• **Aim**:
Go through the entries below and collect each line with the string "this" in it.

• **Source data**:
────────

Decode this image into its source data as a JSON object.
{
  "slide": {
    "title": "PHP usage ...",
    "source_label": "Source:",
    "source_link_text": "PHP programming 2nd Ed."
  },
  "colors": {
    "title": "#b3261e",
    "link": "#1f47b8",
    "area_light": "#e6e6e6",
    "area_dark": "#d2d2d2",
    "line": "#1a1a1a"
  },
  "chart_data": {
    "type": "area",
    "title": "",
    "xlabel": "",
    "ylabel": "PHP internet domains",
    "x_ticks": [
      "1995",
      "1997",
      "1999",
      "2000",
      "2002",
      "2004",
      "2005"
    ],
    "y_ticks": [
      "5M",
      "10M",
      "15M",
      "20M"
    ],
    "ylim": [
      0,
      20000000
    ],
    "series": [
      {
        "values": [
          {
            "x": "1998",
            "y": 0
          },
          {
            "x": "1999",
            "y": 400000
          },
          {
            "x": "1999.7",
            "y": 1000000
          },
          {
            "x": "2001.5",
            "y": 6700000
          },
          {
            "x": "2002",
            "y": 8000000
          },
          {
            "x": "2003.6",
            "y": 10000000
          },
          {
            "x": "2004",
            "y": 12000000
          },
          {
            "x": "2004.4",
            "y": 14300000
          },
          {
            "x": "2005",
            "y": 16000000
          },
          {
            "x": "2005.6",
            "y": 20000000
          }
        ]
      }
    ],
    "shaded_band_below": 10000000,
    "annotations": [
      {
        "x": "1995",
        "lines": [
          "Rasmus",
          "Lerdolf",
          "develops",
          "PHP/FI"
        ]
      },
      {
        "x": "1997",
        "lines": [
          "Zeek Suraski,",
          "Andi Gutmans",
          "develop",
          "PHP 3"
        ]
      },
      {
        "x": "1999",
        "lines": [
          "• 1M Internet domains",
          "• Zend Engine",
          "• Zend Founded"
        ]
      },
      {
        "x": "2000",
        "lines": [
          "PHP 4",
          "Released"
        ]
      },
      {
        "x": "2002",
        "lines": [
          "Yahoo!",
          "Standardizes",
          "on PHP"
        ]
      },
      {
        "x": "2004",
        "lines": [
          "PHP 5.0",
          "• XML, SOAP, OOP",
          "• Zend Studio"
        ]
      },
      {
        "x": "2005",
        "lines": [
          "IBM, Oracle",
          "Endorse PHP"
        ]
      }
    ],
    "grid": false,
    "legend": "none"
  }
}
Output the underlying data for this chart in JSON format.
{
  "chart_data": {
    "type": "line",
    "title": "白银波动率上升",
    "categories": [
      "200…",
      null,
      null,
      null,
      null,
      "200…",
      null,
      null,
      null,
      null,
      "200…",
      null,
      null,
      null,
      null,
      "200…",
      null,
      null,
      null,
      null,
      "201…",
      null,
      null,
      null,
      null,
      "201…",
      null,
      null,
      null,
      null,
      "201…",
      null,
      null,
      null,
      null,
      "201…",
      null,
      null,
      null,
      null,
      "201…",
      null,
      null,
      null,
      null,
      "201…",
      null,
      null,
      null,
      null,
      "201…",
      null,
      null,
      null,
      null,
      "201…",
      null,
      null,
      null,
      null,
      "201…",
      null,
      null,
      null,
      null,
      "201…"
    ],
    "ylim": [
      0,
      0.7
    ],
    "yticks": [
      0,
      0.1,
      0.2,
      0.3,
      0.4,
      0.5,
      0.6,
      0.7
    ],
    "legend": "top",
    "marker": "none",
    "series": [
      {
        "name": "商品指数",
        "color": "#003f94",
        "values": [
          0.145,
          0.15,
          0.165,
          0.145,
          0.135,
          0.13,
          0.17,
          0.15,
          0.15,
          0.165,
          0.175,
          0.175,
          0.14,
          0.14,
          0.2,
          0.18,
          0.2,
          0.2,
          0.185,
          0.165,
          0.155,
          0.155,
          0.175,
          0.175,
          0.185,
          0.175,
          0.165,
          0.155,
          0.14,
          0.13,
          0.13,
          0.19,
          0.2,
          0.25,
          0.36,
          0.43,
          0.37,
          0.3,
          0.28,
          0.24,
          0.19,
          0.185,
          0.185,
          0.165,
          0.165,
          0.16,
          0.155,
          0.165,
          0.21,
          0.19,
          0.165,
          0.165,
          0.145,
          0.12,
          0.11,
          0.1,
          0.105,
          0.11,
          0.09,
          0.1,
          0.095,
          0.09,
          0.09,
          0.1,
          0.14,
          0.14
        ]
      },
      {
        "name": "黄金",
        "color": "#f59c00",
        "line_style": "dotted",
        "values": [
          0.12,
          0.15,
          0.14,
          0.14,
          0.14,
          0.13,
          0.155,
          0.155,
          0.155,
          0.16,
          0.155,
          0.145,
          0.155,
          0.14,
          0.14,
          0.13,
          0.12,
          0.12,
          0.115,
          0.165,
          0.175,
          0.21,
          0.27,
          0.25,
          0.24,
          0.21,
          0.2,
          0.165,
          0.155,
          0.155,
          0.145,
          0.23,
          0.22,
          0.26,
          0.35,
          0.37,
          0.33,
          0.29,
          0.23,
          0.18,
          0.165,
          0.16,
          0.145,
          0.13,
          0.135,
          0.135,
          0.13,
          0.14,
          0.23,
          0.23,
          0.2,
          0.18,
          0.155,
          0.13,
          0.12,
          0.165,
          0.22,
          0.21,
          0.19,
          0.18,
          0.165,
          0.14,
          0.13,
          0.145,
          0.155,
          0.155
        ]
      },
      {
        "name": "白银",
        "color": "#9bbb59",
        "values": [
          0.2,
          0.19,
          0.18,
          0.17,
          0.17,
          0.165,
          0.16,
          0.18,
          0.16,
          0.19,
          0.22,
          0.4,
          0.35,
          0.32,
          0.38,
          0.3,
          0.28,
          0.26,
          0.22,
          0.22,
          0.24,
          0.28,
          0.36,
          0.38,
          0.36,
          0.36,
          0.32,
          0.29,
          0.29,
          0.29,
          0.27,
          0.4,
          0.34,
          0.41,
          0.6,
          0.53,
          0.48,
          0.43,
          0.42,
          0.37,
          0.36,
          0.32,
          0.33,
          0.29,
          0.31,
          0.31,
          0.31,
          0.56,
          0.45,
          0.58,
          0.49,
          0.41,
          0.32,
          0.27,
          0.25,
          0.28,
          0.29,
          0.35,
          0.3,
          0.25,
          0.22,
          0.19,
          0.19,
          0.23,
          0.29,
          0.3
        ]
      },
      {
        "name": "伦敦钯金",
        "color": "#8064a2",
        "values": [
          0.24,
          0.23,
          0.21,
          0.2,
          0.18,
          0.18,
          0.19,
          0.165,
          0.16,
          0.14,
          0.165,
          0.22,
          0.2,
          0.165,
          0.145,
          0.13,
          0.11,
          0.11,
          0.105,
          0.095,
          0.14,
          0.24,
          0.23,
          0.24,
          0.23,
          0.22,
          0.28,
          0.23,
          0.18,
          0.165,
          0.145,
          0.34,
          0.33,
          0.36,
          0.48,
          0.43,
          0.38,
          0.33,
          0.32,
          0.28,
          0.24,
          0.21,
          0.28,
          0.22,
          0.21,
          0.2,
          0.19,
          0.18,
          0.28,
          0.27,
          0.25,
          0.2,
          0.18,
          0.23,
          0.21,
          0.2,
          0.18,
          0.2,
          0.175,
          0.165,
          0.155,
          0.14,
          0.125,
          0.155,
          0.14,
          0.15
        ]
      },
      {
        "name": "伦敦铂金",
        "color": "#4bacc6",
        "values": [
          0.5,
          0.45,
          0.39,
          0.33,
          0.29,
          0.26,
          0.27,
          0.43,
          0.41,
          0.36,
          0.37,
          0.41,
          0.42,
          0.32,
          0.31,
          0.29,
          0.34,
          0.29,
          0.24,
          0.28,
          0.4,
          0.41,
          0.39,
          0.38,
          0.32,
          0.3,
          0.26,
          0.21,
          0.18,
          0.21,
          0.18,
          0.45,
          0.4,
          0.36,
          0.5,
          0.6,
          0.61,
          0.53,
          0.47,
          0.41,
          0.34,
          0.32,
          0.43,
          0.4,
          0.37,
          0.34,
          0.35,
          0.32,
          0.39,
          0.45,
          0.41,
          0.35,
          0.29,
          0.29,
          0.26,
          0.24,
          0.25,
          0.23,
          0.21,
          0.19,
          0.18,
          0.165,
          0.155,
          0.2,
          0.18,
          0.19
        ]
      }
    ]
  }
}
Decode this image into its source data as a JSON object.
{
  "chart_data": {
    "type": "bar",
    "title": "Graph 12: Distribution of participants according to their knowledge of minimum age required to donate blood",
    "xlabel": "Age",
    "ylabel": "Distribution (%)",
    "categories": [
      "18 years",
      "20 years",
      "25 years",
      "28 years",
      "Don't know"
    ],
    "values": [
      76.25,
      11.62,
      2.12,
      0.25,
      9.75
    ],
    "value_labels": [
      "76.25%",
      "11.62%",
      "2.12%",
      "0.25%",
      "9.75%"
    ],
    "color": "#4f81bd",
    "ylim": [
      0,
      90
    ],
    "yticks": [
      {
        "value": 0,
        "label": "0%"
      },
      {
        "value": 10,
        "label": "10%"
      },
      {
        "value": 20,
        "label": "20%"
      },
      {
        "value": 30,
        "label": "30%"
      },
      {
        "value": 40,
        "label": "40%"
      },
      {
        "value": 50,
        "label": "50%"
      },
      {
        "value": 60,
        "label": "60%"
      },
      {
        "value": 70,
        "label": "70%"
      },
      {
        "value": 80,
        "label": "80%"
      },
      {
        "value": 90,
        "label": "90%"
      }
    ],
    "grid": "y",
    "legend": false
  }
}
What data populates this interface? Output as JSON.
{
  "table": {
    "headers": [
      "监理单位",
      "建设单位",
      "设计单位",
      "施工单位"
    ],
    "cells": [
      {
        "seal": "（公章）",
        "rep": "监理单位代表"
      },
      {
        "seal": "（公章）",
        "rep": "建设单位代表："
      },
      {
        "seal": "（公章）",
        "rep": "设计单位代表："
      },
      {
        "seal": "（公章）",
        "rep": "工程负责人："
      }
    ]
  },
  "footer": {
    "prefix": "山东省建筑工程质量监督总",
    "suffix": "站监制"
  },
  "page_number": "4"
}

────────

• **Final result**:
Decode this image into its source data as a JSON object.
Output the underlying data for this chart in JSON format.
Decode this image into its source data as a JSON object.
What data populates this interface? Output as JSON.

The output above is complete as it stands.